[Extracted data entries]
----------
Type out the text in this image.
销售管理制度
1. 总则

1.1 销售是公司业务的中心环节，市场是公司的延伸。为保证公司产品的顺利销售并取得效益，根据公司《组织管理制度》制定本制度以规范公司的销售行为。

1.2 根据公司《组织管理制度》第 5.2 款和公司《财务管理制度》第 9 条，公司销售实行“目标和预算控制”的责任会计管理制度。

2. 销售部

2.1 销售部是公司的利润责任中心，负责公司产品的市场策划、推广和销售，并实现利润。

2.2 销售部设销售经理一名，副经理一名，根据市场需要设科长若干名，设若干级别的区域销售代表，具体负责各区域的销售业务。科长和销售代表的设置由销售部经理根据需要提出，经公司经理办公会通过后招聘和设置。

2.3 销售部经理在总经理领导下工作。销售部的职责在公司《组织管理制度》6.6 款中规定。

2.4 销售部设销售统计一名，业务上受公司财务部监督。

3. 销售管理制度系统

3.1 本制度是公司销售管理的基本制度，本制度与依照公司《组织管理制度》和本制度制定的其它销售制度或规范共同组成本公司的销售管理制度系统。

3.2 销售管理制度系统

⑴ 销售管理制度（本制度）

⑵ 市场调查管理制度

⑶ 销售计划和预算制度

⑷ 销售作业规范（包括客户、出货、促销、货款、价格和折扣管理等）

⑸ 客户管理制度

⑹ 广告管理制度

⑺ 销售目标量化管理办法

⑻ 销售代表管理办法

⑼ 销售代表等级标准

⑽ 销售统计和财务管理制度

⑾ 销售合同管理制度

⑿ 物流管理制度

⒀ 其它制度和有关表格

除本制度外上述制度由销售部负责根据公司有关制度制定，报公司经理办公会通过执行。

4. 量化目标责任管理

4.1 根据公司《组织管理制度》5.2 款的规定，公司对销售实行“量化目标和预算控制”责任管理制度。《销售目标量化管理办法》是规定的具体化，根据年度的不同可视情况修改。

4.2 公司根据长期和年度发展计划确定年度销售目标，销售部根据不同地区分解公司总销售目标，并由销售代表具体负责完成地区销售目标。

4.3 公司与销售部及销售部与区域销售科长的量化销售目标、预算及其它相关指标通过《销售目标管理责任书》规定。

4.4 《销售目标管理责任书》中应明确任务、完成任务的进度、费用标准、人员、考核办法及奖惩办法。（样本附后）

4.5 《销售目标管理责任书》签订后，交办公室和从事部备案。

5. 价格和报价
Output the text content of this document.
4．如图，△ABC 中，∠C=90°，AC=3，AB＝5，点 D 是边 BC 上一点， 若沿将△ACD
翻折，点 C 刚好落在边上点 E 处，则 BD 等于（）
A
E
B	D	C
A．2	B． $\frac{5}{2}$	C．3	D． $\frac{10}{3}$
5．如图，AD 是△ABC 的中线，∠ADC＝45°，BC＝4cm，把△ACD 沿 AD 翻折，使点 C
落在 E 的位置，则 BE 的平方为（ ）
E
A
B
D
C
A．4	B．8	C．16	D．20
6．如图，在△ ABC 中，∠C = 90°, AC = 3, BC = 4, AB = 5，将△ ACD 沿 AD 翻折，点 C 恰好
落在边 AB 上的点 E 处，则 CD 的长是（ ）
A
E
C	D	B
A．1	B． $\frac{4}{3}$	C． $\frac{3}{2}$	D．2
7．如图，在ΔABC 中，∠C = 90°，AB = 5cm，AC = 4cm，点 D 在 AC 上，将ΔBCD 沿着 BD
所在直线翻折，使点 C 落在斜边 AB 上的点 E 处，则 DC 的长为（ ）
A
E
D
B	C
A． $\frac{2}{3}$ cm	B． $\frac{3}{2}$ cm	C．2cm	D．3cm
----------
# Description of the task
Transcribe the whole listing with nothing added or left out.

# Response to the task
Type out the text in this image.
销售管理制度
1. 总则

1.1 销售是公司业务的中心环节，市场是公司的延伸。为保证公司产品的顺利销售并取得效益，根据公司《组织管理制度》制定本制度以规范公司的销售行为。

1.2 根据公司《组织管理制度》第 5.2 款和公司《财务管理制度》第 9 条，公司销售实行“目标和预算控制”的责任会计管理制度。

2. 销售部

2.1 销售部是公司的利润责任中心，负责公司产品的市场策划、推广和销售，并实现利润。

2.2 销售部设销售经理一名，副经理一名，根据市场需要设科长若干名，设若干级别的区域销售代表，具体负责各区域的销售业务。科长和销售代表的设置由销售部经理根据需要提出，经公司经理办公会通过后招聘和设置。

2.3 销售部经理在总经理领导下工作。销售部的职责在公司《组织管理制度》6.6 款中规定。

2.4 销售部设销售统计一名，业务上受公司财务部监督。

3. 销售管理制度系统

3.1 本制度是公司销售管理的基本制度，本制度与依照公司《组织管理制度》和本制度制定的其它销售制度或规范共同组成本公司的销售管理制度系统。

3.2 销售管理制度系统

⑴ 销售管理制度（本制度）

⑵ 市场调查管理制度

⑶ 销售计划和预算制度

⑷ 销售作业规范（包括客户、出货、促销、货款、价格和折扣管理等）

⑸ 客户管理制度

⑹ 广告管理制度

⑺ 销售目标量化管理办法

⑻ 销售代表管理办法

⑼ 销售代表等级标准

⑽ 销售统计和财务管理制度

⑾ 销售合同管理制度

⑿ 物流管理制度

⒀ 其它制度和有关表格

除本制度外上述制度由销售部负责根据公司有关制度制定，报公司经理办公会通过执行。

4. 量化目标责任管理

4.1 根据公司《组织管理制度》5.2 款的规定，公司对销售实行“量化目标和预算控制”责任管理制度。《销售目标量化管理办法》是规定的具体化，根据年度的不同可视情况修改。

4.2 公司根据长期和年度发展计划确定年度销售目标，销售部根据不同地区分解公司总销售目标，并由销售代表具体负责完成地区销售目标。

4.3 公司与销售部及销售部与区域销售科长的量化销售目标、预算及其它相关指标通过《销售目标管理责任书》规定。

4.4 《销售目标管理责任书》中应明确任务、完成任务的进度、费用标准、人员、考核办法及奖惩办法。（样本附后）

4.5 《销售目标管理责任书》签订后，交办公室和从事部备案。

5. 价格和报价
Output the text content of this document.
4．如图，△ABC 中，∠C=90°，AC=3，AB＝5，点 D 是边 BC 上一点， 若沿将△ACD
翻折，点 C 刚好落在边上点 E 处，则 BD 等于（）
A
E
B	D	C
A．2	B． $\frac{5}{2}$	C．3	D． $\frac{10}{3}$
5．如图，AD 是△ABC 的中线，∠ADC＝45°，BC＝4cm，把△ACD 沿 AD 翻折，使点 C
落在 E 的位置，则 BE 的平方为（ ）
E
A
B
D
C
A．4	B．8	C．16	D．20
6．如图，在△ ABC 中，∠C = 90°, AC = 3, BC = 4, AB = 5，将△ ACD 沿 AD 翻折，点 C 恰好
落在边 AB 上的点 E 处，则 CD 的长是（ ）
A
E
C	D	B
A．1	B． $\frac{4}{3}$	C． $\frac{3}{2}$	D．2
7．如图，在ΔABC 中，∠C = 90°，AB = 5cm，AC = 4cm，点 D 在 AC 上，将ΔBCD 沿着 BD
所在直线翻折，使点 C 落在斜边 AB 上的点 E 处，则 DC 的长为（ ）
A
E
D
B	C
A． $\frac{2}{3}$ cm	B． $\frac{3}{2}$ cm	C．2cm	D．3cm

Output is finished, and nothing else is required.